> _Exercise directions_:
Select every line below containing the word "GUILLEM".

(Figure collection entries)
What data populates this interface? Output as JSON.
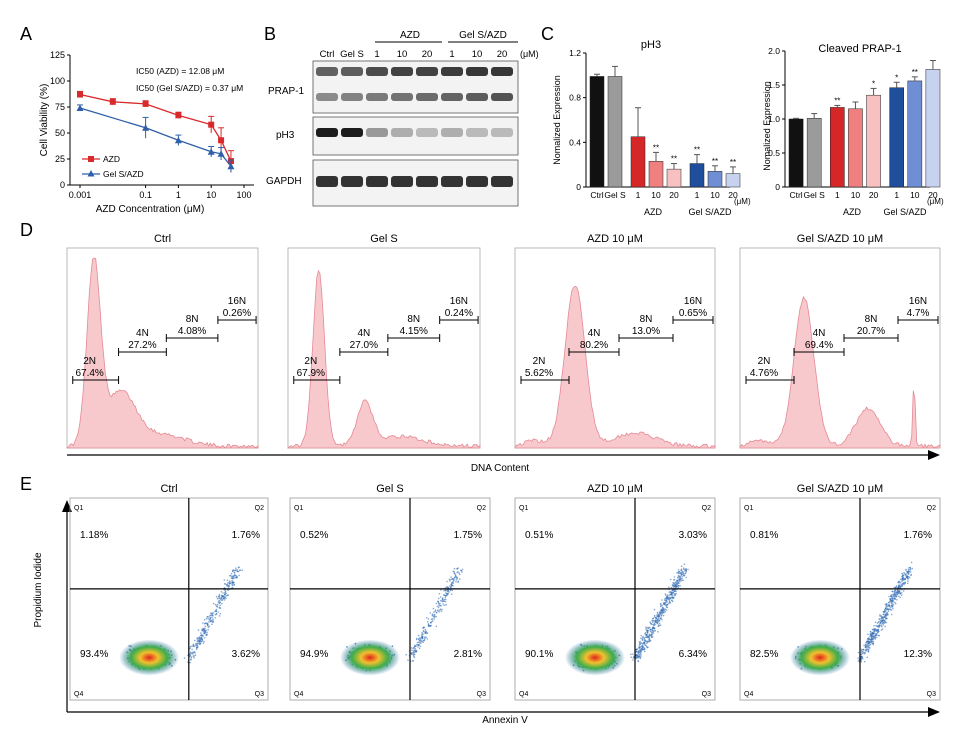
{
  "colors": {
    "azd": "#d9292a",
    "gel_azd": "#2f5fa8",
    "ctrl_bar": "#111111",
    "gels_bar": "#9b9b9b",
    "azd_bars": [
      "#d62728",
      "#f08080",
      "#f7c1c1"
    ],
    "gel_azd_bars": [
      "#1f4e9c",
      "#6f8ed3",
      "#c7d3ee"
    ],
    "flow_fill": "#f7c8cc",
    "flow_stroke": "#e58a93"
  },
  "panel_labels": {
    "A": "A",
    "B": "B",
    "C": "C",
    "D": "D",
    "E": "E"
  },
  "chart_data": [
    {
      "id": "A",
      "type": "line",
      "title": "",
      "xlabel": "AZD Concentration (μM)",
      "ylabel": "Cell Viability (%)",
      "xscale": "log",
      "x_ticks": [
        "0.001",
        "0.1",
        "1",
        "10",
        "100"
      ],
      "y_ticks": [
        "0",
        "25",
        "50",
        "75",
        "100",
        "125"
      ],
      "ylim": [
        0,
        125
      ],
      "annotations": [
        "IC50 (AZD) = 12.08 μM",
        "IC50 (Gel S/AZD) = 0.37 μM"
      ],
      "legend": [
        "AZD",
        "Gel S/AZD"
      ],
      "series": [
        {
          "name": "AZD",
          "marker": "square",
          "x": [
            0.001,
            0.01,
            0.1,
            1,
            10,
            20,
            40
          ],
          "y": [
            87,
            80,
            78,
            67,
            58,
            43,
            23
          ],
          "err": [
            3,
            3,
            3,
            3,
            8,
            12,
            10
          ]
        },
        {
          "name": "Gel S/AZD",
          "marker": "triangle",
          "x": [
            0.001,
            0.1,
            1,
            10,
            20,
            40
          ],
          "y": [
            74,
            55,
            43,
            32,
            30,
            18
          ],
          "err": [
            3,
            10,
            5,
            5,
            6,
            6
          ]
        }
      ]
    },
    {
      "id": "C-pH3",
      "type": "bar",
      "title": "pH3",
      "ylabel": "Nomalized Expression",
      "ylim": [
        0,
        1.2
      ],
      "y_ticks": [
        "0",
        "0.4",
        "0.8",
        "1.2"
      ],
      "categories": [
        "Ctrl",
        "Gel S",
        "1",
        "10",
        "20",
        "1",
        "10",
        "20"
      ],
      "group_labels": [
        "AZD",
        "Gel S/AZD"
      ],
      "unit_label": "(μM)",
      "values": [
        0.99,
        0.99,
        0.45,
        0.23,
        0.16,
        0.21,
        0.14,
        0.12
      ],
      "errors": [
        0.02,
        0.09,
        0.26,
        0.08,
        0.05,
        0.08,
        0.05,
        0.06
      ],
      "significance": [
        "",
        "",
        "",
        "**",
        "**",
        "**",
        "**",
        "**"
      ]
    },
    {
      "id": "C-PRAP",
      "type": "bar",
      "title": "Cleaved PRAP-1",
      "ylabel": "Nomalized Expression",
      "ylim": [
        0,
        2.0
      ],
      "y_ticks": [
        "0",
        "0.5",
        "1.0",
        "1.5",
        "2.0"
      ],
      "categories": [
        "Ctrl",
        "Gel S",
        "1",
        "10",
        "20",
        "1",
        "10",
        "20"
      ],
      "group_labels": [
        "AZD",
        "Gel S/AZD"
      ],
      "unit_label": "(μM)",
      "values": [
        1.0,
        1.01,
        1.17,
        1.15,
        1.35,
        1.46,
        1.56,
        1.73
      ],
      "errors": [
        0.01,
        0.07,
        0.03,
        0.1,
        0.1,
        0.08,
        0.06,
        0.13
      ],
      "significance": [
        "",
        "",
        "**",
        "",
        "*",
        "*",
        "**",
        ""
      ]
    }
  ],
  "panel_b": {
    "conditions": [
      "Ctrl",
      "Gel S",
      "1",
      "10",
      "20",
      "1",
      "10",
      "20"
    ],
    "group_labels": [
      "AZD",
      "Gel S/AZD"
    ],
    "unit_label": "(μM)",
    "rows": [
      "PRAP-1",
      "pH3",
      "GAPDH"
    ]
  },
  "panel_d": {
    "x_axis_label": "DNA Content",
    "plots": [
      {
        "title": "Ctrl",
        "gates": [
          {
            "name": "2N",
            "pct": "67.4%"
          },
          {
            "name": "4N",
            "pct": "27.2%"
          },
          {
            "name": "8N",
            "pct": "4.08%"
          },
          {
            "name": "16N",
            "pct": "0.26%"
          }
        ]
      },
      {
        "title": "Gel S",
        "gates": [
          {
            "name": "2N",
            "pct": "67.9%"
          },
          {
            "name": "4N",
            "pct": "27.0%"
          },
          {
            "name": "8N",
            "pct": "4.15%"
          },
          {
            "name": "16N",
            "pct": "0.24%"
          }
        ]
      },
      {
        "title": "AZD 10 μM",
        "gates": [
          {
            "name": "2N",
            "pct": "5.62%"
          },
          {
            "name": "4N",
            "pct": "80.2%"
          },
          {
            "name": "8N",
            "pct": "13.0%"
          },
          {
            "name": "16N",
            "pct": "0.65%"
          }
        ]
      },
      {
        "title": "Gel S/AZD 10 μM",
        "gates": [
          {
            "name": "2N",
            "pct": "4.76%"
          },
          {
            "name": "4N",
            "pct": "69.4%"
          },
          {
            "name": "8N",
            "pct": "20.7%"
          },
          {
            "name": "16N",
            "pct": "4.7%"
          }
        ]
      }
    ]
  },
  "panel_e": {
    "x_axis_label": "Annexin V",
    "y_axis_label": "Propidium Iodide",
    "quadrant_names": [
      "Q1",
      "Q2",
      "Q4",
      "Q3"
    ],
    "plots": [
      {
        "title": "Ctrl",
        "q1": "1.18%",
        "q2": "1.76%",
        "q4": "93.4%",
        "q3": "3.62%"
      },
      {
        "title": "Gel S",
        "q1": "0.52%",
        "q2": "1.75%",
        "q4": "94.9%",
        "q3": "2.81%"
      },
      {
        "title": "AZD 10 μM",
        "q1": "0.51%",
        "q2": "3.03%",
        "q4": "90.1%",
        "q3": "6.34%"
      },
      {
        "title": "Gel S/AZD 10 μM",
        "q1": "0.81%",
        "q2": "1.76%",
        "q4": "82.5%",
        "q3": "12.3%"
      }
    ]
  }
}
---
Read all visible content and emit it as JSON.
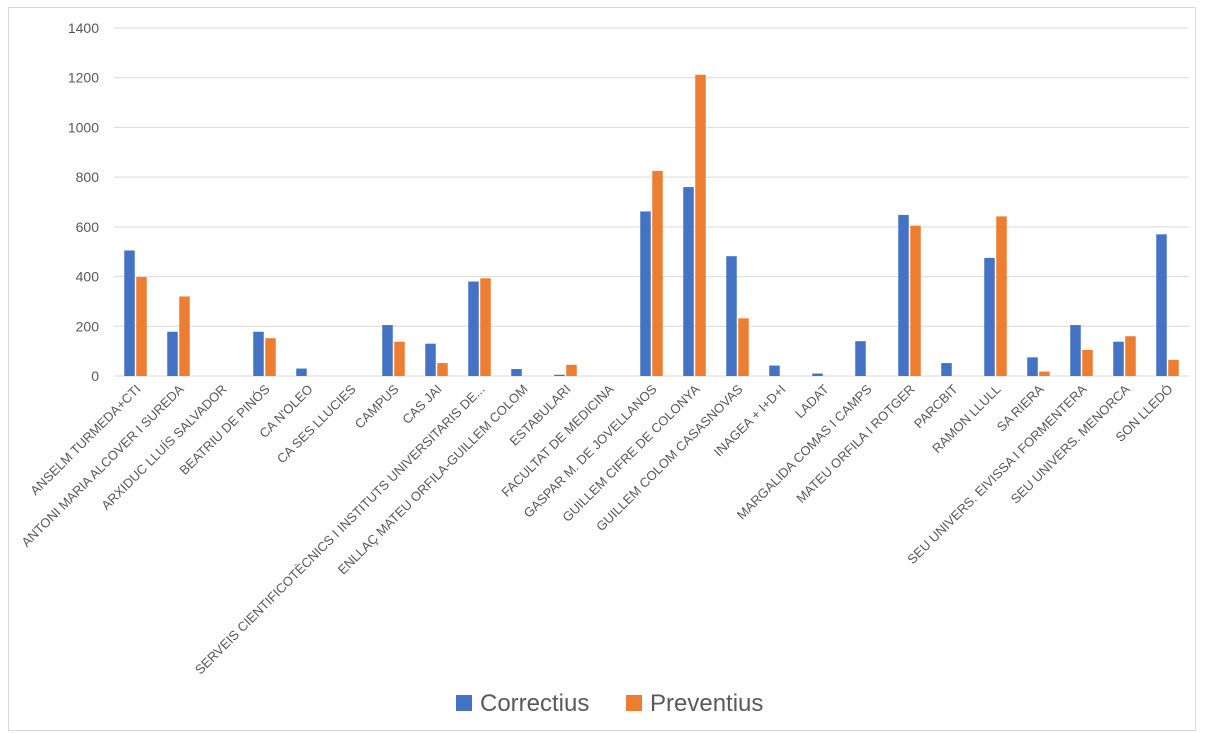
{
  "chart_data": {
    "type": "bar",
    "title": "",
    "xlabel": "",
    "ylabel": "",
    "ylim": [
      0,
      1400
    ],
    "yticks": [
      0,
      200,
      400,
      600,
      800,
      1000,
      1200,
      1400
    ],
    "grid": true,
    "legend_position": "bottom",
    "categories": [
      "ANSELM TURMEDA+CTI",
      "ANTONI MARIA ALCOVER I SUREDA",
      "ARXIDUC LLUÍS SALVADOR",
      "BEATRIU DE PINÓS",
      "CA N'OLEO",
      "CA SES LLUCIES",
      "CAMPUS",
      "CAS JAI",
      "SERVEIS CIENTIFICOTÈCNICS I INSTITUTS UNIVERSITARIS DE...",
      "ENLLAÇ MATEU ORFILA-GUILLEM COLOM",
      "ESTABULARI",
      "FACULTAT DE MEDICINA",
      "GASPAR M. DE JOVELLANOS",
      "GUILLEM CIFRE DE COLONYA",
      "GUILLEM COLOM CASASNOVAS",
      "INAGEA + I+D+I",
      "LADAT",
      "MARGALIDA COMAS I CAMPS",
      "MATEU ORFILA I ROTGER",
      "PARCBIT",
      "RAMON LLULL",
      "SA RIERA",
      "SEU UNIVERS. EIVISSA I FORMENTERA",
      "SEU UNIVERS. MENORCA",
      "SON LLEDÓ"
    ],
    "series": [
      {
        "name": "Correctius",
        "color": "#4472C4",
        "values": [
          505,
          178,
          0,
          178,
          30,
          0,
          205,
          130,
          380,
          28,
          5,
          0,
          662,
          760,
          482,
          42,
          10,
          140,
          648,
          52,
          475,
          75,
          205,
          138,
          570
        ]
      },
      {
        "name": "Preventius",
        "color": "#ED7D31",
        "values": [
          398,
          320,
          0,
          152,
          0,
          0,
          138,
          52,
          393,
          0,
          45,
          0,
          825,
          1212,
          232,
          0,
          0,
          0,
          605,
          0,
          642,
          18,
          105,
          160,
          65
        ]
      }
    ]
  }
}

> _Exercise output_:
      "ENLLAÇ MATEU ORFILA-GUILLEM COLOM",
      "GUILLEM CIFRE DE COLONYA",
      "GUILLEM COLOM CASASNOVAS",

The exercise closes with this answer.